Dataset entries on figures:
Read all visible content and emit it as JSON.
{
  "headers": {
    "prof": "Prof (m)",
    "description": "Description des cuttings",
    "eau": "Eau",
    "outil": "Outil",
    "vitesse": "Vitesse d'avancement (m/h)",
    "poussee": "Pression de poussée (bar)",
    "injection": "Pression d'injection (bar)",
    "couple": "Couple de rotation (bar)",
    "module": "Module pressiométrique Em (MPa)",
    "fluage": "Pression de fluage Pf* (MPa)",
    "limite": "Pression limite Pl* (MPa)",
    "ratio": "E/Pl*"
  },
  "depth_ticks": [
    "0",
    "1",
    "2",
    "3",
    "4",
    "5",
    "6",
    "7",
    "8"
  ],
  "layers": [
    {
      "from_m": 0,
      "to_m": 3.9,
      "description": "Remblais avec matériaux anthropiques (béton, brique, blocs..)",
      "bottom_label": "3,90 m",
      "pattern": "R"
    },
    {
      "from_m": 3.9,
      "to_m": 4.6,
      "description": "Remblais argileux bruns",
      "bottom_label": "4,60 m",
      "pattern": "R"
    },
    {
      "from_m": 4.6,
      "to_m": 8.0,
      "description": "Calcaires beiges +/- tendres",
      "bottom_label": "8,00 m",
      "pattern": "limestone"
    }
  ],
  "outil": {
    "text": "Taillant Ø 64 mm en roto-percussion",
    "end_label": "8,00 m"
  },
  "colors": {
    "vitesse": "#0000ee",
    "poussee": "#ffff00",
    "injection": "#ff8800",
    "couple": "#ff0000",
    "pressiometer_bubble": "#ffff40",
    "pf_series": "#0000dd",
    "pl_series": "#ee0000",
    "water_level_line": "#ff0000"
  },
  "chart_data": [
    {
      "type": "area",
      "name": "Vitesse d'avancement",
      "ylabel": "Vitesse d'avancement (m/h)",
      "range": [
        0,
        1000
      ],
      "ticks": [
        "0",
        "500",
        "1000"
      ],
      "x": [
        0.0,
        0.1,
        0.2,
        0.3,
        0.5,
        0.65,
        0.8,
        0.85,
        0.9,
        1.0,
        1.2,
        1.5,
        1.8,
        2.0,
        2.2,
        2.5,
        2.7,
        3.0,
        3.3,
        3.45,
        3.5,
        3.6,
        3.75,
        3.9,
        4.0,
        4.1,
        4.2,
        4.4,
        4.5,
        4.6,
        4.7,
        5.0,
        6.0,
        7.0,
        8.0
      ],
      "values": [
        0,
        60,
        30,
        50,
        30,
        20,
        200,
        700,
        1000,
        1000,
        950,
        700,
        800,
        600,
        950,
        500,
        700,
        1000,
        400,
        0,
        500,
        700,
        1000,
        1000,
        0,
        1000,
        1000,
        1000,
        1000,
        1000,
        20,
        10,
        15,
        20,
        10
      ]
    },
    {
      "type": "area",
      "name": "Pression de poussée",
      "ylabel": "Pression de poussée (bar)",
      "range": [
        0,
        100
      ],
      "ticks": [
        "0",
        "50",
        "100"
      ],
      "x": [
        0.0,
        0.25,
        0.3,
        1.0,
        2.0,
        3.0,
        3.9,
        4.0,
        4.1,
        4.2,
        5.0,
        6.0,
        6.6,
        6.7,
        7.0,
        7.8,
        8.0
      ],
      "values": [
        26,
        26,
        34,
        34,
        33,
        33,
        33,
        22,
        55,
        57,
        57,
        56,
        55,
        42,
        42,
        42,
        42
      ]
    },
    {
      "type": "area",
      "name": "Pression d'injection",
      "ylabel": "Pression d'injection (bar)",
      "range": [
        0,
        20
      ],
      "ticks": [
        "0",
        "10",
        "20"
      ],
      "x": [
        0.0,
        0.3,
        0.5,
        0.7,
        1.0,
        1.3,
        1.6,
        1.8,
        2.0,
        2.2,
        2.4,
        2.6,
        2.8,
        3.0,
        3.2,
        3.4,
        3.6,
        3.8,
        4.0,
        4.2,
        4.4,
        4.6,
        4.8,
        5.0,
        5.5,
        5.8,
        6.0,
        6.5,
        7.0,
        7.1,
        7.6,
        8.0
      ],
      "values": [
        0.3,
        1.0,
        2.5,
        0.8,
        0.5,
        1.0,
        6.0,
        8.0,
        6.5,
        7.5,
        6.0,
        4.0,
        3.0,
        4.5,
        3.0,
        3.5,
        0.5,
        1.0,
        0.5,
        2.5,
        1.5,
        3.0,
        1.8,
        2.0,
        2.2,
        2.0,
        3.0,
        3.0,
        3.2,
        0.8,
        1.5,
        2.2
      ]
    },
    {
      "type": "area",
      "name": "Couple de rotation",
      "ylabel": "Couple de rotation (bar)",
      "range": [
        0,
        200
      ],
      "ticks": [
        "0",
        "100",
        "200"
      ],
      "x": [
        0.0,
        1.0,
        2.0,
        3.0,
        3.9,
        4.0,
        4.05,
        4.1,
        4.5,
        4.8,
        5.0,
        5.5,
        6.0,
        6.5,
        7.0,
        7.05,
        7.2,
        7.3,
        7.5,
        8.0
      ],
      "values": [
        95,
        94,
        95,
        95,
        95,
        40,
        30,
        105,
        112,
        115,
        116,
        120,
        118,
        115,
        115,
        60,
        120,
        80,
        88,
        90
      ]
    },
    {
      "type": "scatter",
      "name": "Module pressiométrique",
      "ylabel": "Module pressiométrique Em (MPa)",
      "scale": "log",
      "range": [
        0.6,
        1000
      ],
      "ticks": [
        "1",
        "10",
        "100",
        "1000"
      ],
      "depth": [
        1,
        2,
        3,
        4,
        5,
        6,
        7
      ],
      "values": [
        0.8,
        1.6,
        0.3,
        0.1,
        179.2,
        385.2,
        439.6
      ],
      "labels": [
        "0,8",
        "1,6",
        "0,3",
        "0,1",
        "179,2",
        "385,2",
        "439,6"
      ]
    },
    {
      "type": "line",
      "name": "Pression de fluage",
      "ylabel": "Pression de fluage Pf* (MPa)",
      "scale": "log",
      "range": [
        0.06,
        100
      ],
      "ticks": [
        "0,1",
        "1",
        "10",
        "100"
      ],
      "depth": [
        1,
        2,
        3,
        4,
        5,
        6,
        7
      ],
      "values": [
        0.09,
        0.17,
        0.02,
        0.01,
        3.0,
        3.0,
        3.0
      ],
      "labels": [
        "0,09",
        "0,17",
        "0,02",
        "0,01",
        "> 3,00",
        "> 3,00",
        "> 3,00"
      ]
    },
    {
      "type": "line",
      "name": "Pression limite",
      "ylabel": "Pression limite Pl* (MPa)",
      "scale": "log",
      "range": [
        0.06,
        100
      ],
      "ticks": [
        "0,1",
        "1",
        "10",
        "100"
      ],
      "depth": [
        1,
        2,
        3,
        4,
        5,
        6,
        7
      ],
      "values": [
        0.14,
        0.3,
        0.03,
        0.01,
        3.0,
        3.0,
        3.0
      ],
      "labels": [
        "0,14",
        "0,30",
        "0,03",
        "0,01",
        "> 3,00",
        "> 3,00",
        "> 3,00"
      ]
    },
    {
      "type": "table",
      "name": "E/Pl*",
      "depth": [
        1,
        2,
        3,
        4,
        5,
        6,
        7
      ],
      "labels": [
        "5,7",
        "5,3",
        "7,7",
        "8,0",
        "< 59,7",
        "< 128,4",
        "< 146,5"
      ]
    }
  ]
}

» The problem: Extract all of the data shown above without alteration.

» Solution for this exercise:
Read all visible content and emit it as JSON.
{
  "headers": {
    "prof": "Prof (m)",
    "description": "Description des cuttings",
    "eau": "Eau",
    "outil": "Outil",
    "vitesse": "Vitesse d'avancement (m/h)",
    "poussee": "Pression de poussée (bar)",
    "injection": "Pression d'injection (bar)",
    "couple": "Couple de rotation (bar)",
    "module": "Module pressiométrique Em (MPa)",
    "fluage": "Pression de fluage Pf* (MPa)",
    "limite": "Pression limite Pl* (MPa)",
    "ratio": "E/Pl*"
  },
  "depth_ticks": [
    "0",
    "1",
    "2",
    "3",
    "4",
    "5",
    "6",
    "7",
    "8"
  ],
  "layers": [
    {
      "from_m": 0,
      "to_m": 3.9,
      "description": "Remblais avec matériaux anthropiques (béton, brique, blocs..)",
      "bottom_label": "3,90 m",
      "pattern": "R"
    },
    {
      "from_m": 3.9,
      "to_m": 4.6,
      "description": "Remblais argileux bruns",
      "bottom_label": "4,60 m",
      "pattern": "R"
    },
    {
      "from_m": 4.6,
      "to_m": 8.0,
      "description": "Calcaires beiges +/- tendres",
      "bottom_label": "8,00 m",
      "pattern": "limestone"
    }
  ],
  "outil": {
    "text": "Taillant Ø 64 mm en roto-percussion",
    "end_label": "8,00 m"
  },
  "colors": {
    "vitesse": "#0000ee",
    "poussee": "#ffff00",
    "injection": "#ff8800",
    "couple": "#ff0000",
    "pressiometer_bubble": "#ffff40",
    "pf_series": "#0000dd",
    "pl_series": "#ee0000",
    "water_level_line": "#ff0000"
  },
  "chart_data": [
    {
      "type": "area",
      "name": "Vitesse d'avancement",
      "ylabel": "Vitesse d'avancement (m/h)",
      "range": [
        0,
        1000
      ],
      "ticks": [
        "0",
        "500",
        "1000"
      ],
      "x": [
        0.0,
        0.1,
        0.2,
        0.3,
        0.5,
        0.65,
        0.8,
        0.85,
        0.9,
        1.0,
        1.2,
        1.5,
        1.8,
        2.0,
        2.2,
        2.5,
        2.7,
        3.0,
        3.3,
        3.45,
        3.5,
        3.6,
        3.75,
        3.9,
        4.0,
        4.1,
        4.2,
        4.4,
        4.5,
        4.6,
        4.7,
        5.0,
        6.0,
        7.0,
        8.0
      ],
      "values": [
        0,
        60,
        30,
        50,
        30,
        20,
        200,
        700,
        1000,
        1000,
        950,
        700,
        800,
        600,
        950,
        500,
        700,
        1000,
        400,
        0,
        500,
        700,
        1000,
        1000,
        0,
        1000,
        1000,
        1000,
        1000,
        1000,
        20,
        10,
        15,
        20,
        10
      ]
    },
    {
      "type": "area",
      "name": "Pression de poussée",
      "ylabel": "Pression de poussée (bar)",
      "range": [
        0,
        100
      ],
      "ticks": [
        "0",
        "50",
        "100"
      ],
      "x": [
        0.0,
        0.25,
        0.3,
        1.0,
        2.0,
        3.0,
        3.9,
        4.0,
        4.1,
        4.2,
        5.0,
        6.0,
        6.6,
        6.7,
        7.0,
        7.8,
        8.0
      ],
      "values": [
        26,
        26,
        34,
        34,
        33,
        33,
        33,
        22,
        55,
        57,
        57,
        56,
        55,
        42,
        42,
        42,
        42
      ]
    },
    {
      "type": "area",
      "name": "Pression d'injection",
      "ylabel": "Pression d'injection (bar)",
      "range": [
        0,
        20
      ],
      "ticks": [
        "0",
        "10",
        "20"
      ],
      "x": [
        0.0,
        0.3,
        0.5,
        0.7,
        1.0,
        1.3,
        1.6,
        1.8,
        2.0,
        2.2,
        2.4,
        2.6,
        2.8,
        3.0,
        3.2,
        3.4,
        3.6,
        3.8,
        4.0,
        4.2,
        4.4,
        4.6,
        4.8,
        5.0,
        5.5,
        5.8,
        6.0,
        6.5,
        7.0,
        7.1,
        7.6,
        8.0
      ],
      "values": [
        0.3,
        1.0,
        2.5,
        0.8,
        0.5,
        1.0,
        6.0,
        8.0,
        6.5,
        7.5,
        6.0,
        4.0,
        3.0,
        4.5,
        3.0,
        3.5,
        0.5,
        1.0,
        0.5,
        2.5,
        1.5,
        3.0,
        1.8,
        2.0,
        2.2,
        2.0,
        3.0,
        3.0,
        3.2,
        0.8,
        1.5,
        2.2
      ]
    },
    {
      "type": "area",
      "name": "Couple de rotation",
      "ylabel": "Couple de rotation (bar)",
      "range": [
        0,
        200
      ],
      "ticks": [
        "0",
        "100",
        "200"
      ],
      "x": [
        0.0,
        1.0,
        2.0,
        3.0,
        3.9,
        4.0,
        4.05,
        4.1,
        4.5,
        4.8,
        5.0,
        5.5,
        6.0,
        6.5,
        7.0,
        7.05,
        7.2,
        7.3,
        7.5,
        8.0
      ],
      "values": [
        95,
        94,
        95,
        95,
        95,
        40,
        30,
        105,
        112,
        115,
        116,
        120,
        118,
        115,
        115,
        60,
        120,
        80,
        88,
        90
      ]
    },
    {
      "type": "scatter",
      "name": "Module pressiométrique",
      "ylabel": "Module pressiométrique Em (MPa)",
      "scale": "log",
      "range": [
        0.6,
        1000
      ],
      "ticks": [
        "1",
        "10",
        "100",
        "1000"
      ],
      "depth": [
        1,
        2,
        3,
        4,
        5,
        6,
        7
      ],
      "values": [
        0.8,
        1.6,
        0.3,
        0.1,
        179.2,
        385.2,
        439.6
      ],
      "labels": [
        "0,8",
        "1,6",
        "0,3",
        "0,1",
        "179,2",
        "385,2",
        "439,6"
      ]
    },
    {
      "type": "line",
      "name": "Pression de fluage",
      "ylabel": "Pression de fluage Pf* (MPa)",
      "scale": "log",
      "range": [
        0.06,
        100
      ],
      "ticks": [
        "0,1",
        "1",
        "10",
        "100"
      ],
      "depth": [
        1,
        2,
        3,
        4,
        5,
        6,
        7
      ],
      "values": [
        0.09,
        0.17,
        0.02,
        0.01,
        3.0,
        3.0,
        3.0
      ],
      "labels": [
        "0,09",
        "0,17",
        "0,02",
        "0,01",
        "> 3,00",
        "> 3,00",
        "> 3,00"
      ]
    },
    {
      "type": "line",
      "name": "Pression limite",
      "ylabel": "Pression limite Pl* (MPa)",
      "scale": "log",
      "range": [
        0.06,
        100
      ],
      "ticks": [
        "0,1",
        "1",
        "10",
        "100"
      ],
      "depth": [
        1,
        2,
        3,
        4,
        5,
        6,
        7
      ],
      "values": [
        0.14,
        0.3,
        0.03,
        0.01,
        3.0,
        3.0,
        3.0
      ],
      "labels": [
        "0,14",
        "0,30",
        "0,03",
        "0,01",
        "> 3,00",
        "> 3,00",
        "> 3,00"
      ]
    },
    {
      "type": "table",
      "name": "E/Pl*",
      "depth": [
        1,
        2,
        3,
        4,
        5,
        6,
        7
      ],
      "labels": [
        "5,7",
        "5,3",
        "7,7",
        "8,0",
        "< 59,7",
        "< 128,4",
        "< 146,5"
      ]
    }
  ]
}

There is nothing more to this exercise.